▶ WHAT NEEDS TO BE DONE:
Select all lines holding the word "Kotli" from the entries that follow.

+ + + + + + +

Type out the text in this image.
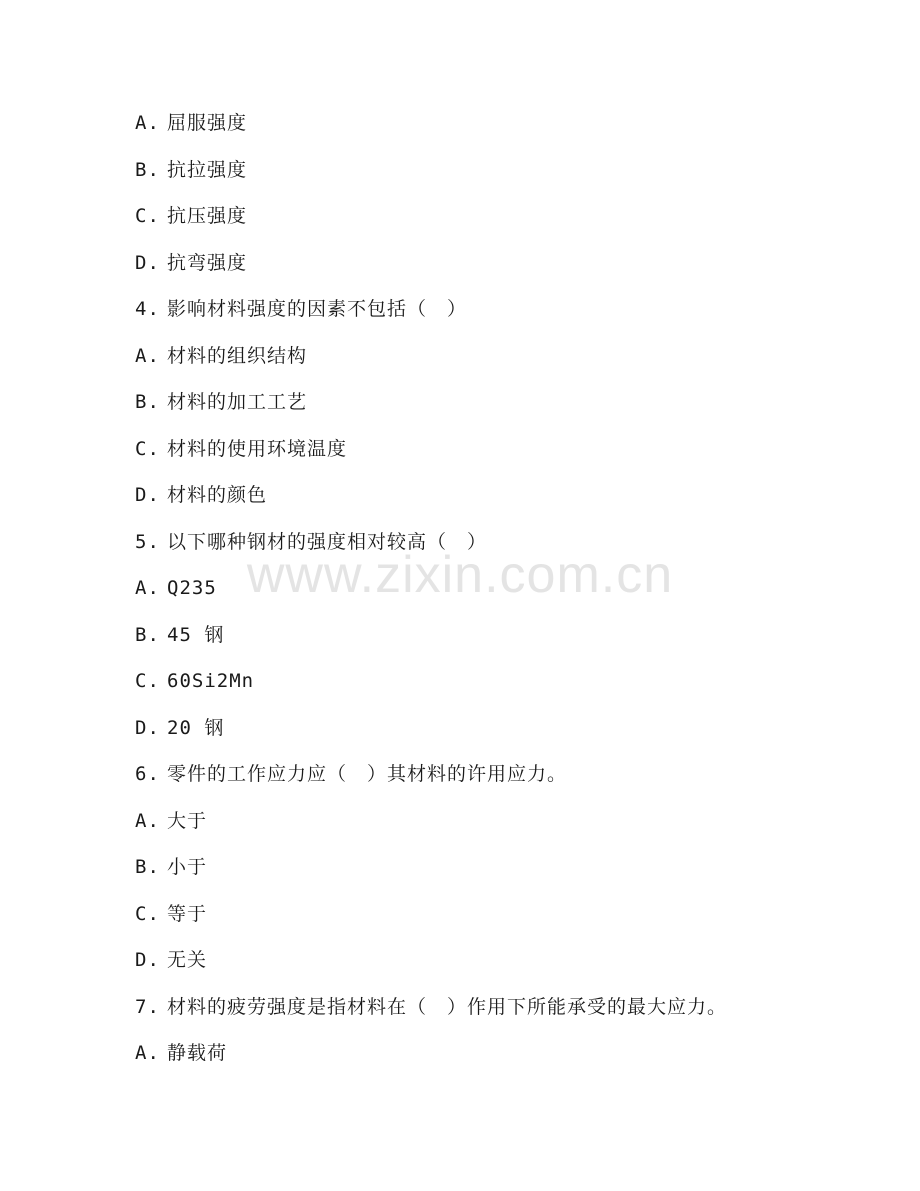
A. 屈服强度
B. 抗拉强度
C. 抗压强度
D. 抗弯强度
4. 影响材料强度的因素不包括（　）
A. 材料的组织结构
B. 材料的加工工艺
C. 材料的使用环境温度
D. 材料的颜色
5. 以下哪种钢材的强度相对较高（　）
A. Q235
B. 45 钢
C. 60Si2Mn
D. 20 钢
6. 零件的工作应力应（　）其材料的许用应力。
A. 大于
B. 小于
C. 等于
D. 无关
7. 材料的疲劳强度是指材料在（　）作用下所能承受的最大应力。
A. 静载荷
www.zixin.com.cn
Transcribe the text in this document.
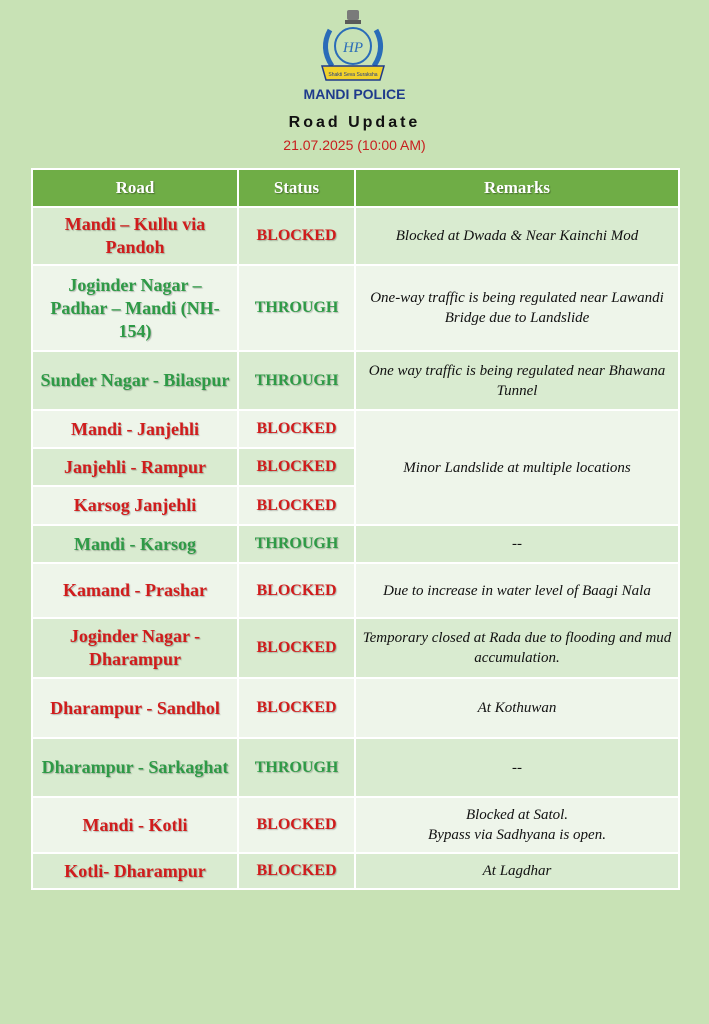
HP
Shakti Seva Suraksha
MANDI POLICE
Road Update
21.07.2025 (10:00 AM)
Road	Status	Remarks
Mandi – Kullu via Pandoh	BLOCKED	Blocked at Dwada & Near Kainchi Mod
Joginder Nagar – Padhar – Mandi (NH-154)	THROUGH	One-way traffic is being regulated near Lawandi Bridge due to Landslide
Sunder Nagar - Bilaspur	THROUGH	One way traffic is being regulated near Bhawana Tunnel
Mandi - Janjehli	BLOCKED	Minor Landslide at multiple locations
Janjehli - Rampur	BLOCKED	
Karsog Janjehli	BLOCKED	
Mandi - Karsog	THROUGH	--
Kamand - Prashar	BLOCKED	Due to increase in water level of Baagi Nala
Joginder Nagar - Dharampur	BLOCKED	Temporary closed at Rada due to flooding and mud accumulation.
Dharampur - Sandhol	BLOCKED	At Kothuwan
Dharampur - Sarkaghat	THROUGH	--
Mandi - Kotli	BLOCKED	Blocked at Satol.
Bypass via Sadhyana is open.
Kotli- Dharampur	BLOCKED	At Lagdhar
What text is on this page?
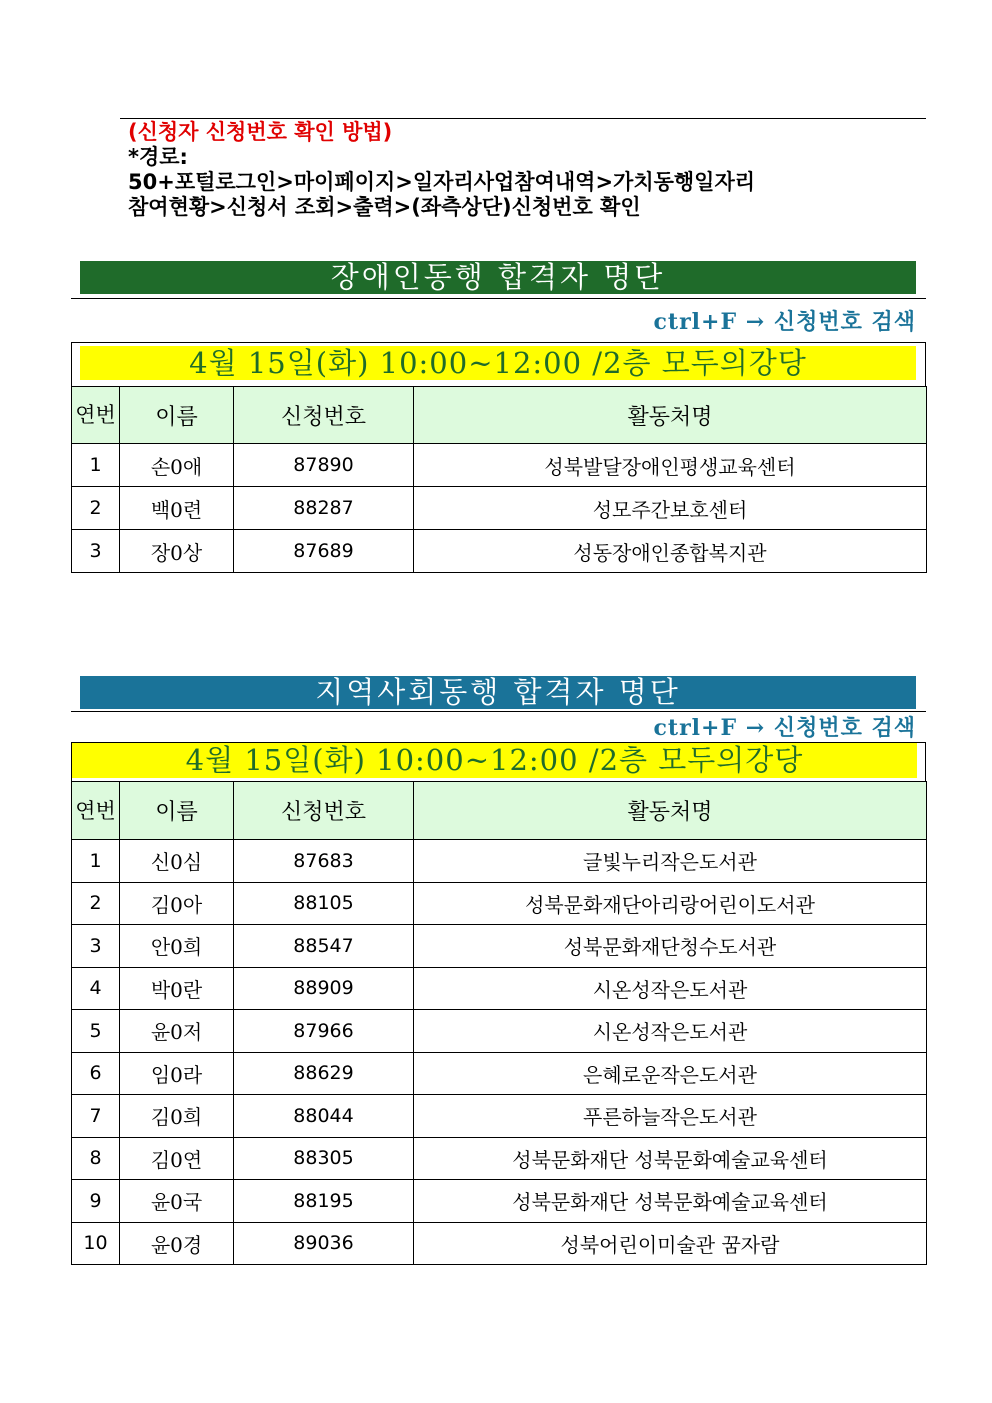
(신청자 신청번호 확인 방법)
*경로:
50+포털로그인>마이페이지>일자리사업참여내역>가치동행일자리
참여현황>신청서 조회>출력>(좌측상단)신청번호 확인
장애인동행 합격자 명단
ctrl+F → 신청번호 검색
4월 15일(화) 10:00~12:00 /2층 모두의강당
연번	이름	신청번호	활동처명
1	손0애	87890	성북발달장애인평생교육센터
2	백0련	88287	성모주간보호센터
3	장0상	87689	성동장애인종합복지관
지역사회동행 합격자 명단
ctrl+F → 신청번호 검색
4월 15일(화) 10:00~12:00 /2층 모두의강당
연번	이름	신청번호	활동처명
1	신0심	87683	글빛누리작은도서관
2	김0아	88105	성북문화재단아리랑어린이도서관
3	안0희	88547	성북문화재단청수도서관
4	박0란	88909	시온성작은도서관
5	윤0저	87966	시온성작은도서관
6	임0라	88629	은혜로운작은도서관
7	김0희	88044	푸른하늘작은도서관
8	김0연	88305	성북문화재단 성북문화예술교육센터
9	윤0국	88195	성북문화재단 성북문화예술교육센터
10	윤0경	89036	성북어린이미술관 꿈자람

+ + + + + + +

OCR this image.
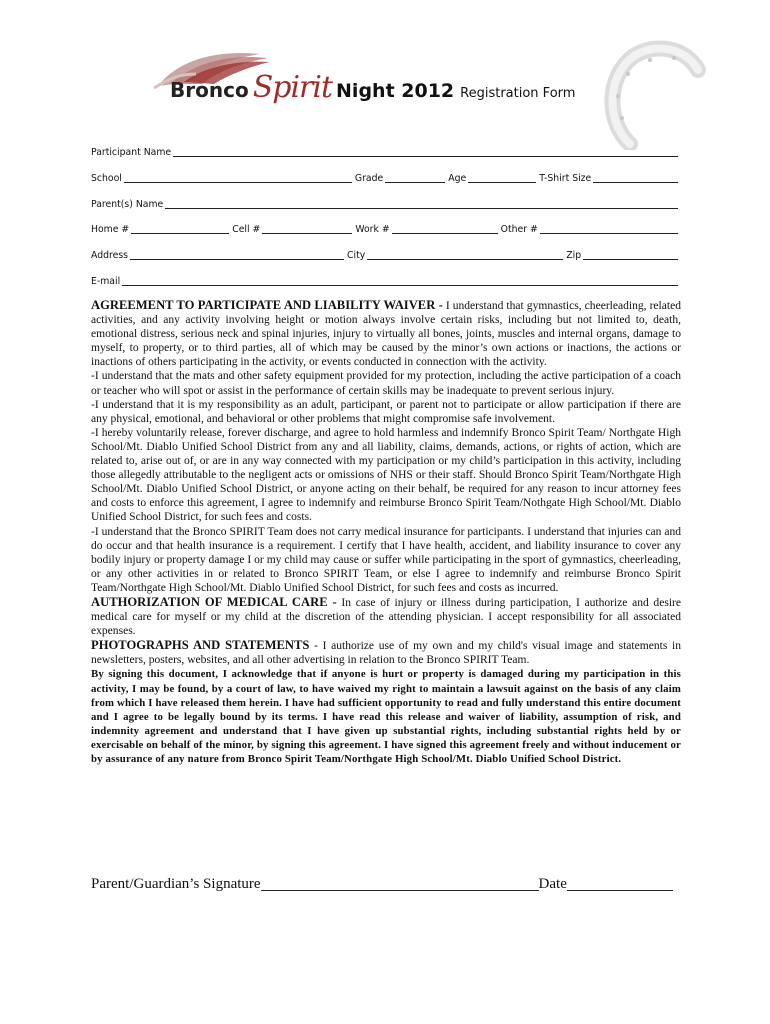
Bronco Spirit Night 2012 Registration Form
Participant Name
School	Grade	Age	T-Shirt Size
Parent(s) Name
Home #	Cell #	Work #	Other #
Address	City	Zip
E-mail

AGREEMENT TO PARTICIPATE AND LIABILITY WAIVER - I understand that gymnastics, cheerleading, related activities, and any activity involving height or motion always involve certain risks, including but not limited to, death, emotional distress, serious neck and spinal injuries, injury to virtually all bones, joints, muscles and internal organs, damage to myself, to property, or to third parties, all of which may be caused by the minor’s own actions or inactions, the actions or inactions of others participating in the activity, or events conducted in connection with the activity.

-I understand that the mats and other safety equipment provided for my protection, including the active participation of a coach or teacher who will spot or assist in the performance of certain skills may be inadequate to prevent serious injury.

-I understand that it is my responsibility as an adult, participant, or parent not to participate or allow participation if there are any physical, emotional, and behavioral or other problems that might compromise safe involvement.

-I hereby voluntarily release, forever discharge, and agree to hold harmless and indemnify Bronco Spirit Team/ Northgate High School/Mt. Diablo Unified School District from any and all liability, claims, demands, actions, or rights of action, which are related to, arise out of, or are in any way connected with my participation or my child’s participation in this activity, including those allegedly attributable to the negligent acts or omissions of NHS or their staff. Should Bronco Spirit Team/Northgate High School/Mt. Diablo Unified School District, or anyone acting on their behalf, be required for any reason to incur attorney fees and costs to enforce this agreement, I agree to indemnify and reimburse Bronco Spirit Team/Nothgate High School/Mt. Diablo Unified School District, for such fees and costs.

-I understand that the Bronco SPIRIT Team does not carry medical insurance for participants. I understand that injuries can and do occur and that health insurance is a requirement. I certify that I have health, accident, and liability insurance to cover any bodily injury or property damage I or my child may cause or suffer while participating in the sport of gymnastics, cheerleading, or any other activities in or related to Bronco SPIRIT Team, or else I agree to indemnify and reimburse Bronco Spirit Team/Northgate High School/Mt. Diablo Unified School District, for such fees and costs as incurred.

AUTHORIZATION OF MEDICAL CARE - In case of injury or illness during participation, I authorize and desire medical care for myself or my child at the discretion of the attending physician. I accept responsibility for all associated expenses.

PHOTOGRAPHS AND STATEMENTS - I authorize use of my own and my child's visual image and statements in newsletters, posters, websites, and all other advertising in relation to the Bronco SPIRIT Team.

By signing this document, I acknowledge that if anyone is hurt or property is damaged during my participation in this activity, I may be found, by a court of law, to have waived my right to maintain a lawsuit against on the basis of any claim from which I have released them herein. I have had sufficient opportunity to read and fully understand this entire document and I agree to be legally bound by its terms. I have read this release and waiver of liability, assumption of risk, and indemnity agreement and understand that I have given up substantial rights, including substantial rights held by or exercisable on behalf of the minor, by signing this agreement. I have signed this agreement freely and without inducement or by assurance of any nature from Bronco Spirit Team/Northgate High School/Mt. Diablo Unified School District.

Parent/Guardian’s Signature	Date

+ + + + + + +

▶ CORRECT OUTPUT:
Mandi - Kotli	BLOCKED	Blocked at Satol.
Kotli- Dharampur	BLOCKED	At Lagdhar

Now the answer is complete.